▶ **TASK OBJECTIVE**: Show every line in the records below that contains the word "business".

▶ **INFORMATION SHOWN**:
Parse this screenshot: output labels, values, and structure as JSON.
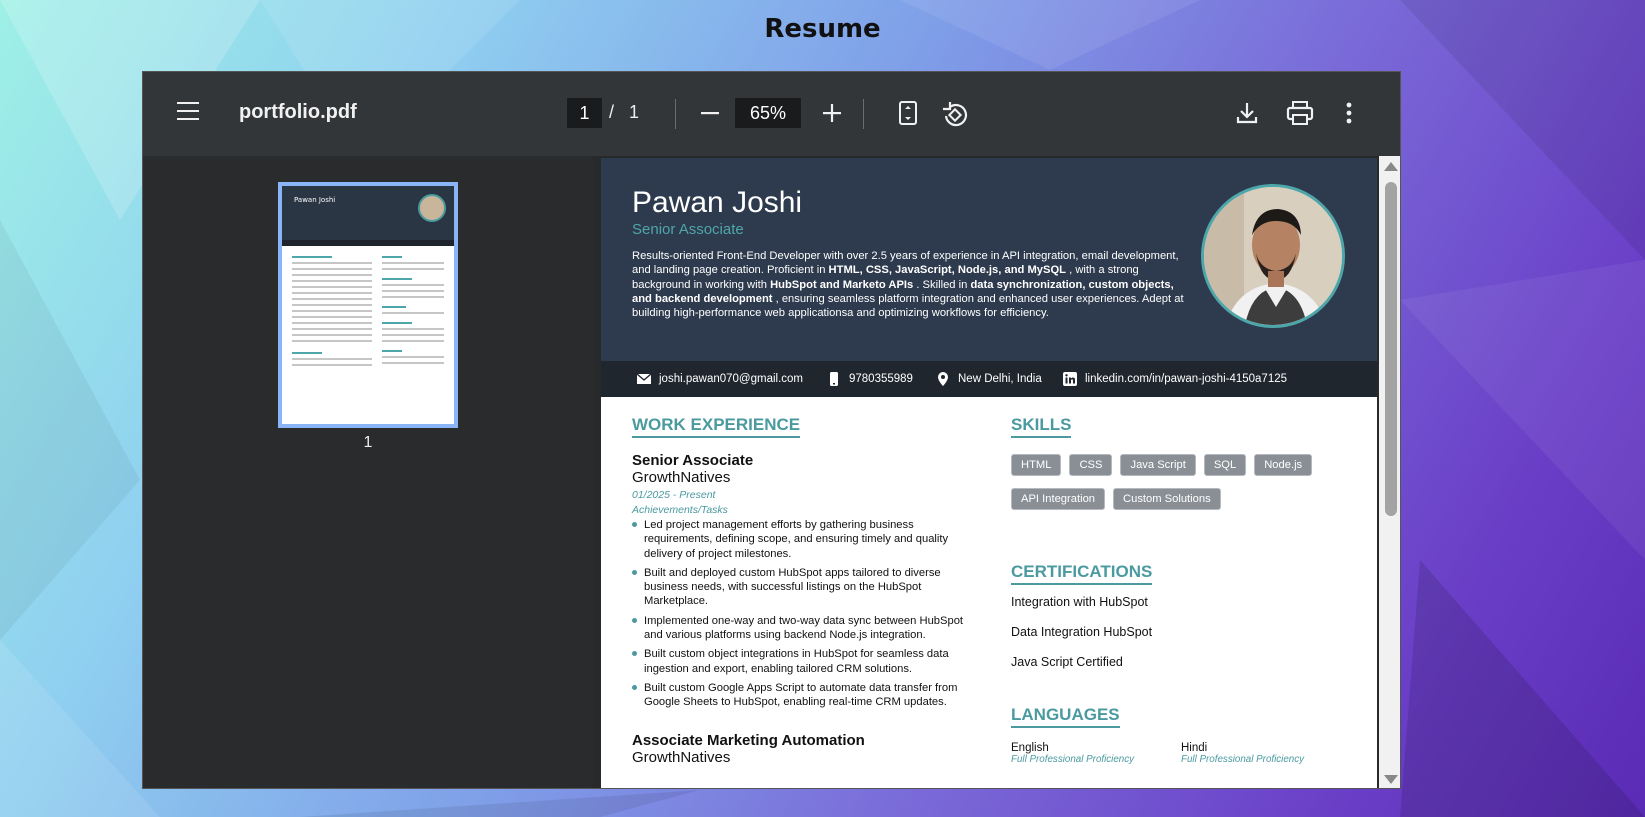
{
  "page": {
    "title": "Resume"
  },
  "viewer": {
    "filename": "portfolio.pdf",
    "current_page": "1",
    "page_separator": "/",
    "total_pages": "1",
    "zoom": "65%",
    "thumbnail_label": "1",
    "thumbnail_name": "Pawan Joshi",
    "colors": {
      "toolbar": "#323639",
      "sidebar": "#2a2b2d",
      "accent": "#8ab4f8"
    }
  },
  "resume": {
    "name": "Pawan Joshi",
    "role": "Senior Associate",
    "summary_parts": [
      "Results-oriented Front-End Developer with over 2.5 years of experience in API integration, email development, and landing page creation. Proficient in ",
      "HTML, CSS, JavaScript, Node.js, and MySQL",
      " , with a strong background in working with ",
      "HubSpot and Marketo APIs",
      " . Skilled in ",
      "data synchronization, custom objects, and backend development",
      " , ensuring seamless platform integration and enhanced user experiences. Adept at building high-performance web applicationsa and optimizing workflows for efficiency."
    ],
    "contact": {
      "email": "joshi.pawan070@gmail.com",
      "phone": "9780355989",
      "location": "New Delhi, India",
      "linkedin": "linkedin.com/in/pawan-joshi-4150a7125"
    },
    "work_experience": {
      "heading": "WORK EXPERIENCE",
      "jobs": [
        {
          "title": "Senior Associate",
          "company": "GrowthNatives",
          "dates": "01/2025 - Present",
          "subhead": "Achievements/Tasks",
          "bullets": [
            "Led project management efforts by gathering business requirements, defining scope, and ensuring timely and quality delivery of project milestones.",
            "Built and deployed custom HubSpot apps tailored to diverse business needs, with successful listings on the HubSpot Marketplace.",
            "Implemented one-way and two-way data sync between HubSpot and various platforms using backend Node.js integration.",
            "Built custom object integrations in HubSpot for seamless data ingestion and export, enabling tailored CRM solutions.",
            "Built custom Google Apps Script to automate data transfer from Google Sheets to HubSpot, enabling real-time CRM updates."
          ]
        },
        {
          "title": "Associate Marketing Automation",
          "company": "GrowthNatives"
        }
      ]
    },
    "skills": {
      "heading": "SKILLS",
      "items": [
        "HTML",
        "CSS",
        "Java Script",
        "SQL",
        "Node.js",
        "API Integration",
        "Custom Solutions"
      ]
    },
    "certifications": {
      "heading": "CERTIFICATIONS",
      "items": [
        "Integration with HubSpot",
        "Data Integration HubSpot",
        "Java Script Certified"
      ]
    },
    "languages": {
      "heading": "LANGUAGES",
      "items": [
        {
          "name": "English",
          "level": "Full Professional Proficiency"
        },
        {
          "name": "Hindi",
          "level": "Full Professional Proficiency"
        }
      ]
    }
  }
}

---

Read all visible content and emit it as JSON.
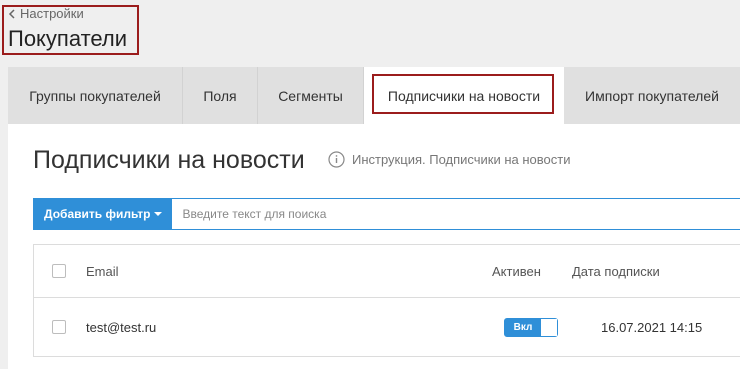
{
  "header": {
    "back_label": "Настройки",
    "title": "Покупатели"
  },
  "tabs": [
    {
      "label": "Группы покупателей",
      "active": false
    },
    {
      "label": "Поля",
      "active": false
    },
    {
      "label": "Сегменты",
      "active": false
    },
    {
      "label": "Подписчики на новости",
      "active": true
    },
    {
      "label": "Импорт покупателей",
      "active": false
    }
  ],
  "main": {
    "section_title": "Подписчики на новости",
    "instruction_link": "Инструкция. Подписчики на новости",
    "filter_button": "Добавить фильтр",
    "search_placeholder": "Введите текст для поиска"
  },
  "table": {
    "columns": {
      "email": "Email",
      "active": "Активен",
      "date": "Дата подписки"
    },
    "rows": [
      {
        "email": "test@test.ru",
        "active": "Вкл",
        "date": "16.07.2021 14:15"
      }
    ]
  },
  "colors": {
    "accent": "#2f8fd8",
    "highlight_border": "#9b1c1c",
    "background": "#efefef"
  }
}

▶ **TASK SOLUTION**:
            "Led project management efforts by gathering business requirements, defining scope, and ensuring timely and quality delivery of project milestones.",
            "Built and deployed custom HubSpot apps tailored to diverse business needs, with successful listings on the HubSpot Marketplace.",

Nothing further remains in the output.